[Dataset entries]
+ + + + +

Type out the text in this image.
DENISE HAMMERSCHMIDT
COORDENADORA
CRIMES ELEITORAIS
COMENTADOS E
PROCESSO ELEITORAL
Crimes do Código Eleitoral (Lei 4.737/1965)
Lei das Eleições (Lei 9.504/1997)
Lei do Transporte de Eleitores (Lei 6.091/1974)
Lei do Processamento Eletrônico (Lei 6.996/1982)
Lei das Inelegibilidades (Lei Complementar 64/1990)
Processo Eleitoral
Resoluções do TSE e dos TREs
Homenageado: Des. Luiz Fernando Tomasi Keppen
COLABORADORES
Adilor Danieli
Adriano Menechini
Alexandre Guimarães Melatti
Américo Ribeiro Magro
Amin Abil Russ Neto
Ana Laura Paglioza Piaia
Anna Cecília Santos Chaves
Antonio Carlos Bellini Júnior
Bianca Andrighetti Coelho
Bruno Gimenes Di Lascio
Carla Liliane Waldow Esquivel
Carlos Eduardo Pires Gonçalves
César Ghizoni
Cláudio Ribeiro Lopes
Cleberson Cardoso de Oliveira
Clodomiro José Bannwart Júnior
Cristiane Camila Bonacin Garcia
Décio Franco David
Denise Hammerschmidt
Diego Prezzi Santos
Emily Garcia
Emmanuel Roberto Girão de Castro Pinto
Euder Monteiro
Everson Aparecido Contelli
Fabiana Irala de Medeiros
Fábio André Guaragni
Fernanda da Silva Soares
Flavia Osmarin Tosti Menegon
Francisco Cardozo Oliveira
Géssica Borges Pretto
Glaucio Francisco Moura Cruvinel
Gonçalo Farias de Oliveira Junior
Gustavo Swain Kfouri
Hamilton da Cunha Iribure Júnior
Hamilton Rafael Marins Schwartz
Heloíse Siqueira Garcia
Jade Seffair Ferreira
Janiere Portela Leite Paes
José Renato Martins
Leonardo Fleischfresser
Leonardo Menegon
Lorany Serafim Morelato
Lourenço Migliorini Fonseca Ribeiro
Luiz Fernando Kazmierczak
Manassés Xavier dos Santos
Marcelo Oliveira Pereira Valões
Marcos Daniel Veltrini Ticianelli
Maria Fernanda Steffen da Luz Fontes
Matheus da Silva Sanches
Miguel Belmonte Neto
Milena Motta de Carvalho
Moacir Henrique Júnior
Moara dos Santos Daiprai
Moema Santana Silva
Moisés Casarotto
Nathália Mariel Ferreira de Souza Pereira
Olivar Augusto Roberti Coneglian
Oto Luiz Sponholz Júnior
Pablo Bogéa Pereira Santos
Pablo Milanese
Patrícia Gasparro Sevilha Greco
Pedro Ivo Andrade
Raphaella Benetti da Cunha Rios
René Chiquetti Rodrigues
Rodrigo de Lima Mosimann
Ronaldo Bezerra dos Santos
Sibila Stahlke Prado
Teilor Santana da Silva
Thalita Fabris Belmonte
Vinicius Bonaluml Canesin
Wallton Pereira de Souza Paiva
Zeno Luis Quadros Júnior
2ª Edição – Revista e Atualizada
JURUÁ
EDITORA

+ + + + +

* Your goal *
Copy each record from above exactly, and include every line.

* Worked solution *
Type out the text in this image.
DENISE HAMMERSCHMIDT
COORDENADORA
CRIMES ELEITORAIS
COMENTADOS E
PROCESSO ELEITORAL
Crimes do Código Eleitoral (Lei 4.737/1965)
Lei das Eleições (Lei 9.504/1997)
Lei do Transporte de Eleitores (Lei 6.091/1974)
Lei do Processamento Eletrônico (Lei 6.996/1982)
Lei das Inelegibilidades (Lei Complementar 64/1990)
Processo Eleitoral
Resoluções do TSE e dos TREs
Homenageado: Des. Luiz Fernando Tomasi Keppen
COLABORADORES
Adilor Danieli
Adriano Menechini
Alexandre Guimarães Melatti
Américo Ribeiro Magro
Amin Abil Russ Neto
Ana Laura Paglioza Piaia
Anna Cecília Santos Chaves
Antonio Carlos Bellini Júnior
Bianca Andrighetti Coelho
Bruno Gimenes Di Lascio
Carla Liliane Waldow Esquivel
Carlos Eduardo Pires Gonçalves
César Ghizoni
Cláudio Ribeiro Lopes
Cleberson Cardoso de Oliveira
Clodomiro José Bannwart Júnior
Cristiane Camila Bonacin Garcia
Décio Franco David
Denise Hammerschmidt
Diego Prezzi Santos
Emily Garcia
Emmanuel Roberto Girão de Castro Pinto
Euder Monteiro
Everson Aparecido Contelli
Fabiana Irala de Medeiros
Fábio André Guaragni
Fernanda da Silva Soares
Flavia Osmarin Tosti Menegon
Francisco Cardozo Oliveira
Géssica Borges Pretto
Glaucio Francisco Moura Cruvinel
Gonçalo Farias de Oliveira Junior
Gustavo Swain Kfouri
Hamilton da Cunha Iribure Júnior
Hamilton Rafael Marins Schwartz
Heloíse Siqueira Garcia
Jade Seffair Ferreira
Janiere Portela Leite Paes
José Renato Martins
Leonardo Fleischfresser
Leonardo Menegon
Lorany Serafim Morelato
Lourenço Migliorini Fonseca Ribeiro
Luiz Fernando Kazmierczak
Manassés Xavier dos Santos
Marcelo Oliveira Pereira Valões
Marcos Daniel Veltrini Ticianelli
Maria Fernanda Steffen da Luz Fontes
Matheus da Silva Sanches
Miguel Belmonte Neto
Milena Motta de Carvalho
Moacir Henrique Júnior
Moara dos Santos Daiprai
Moema Santana Silva
Moisés Casarotto
Nathália Mariel Ferreira de Souza Pereira
Olivar Augusto Roberti Coneglian
Oto Luiz Sponholz Júnior
Pablo Bogéa Pereira Santos
Pablo Milanese
Patrícia Gasparro Sevilha Greco
Pedro Ivo Andrade
Raphaella Benetti da Cunha Rios
René Chiquetti Rodrigues
Rodrigo de Lima Mosimann
Ronaldo Bezerra dos Santos
Sibila Stahlke Prado
Teilor Santana da Silva
Thalita Fabris Belmonte
Vinicius Bonaluml Canesin
Wallton Pereira de Souza Paiva
Zeno Luis Quadros Júnior
2ª Edição – Revista e Atualizada
JURUÁ
EDITORA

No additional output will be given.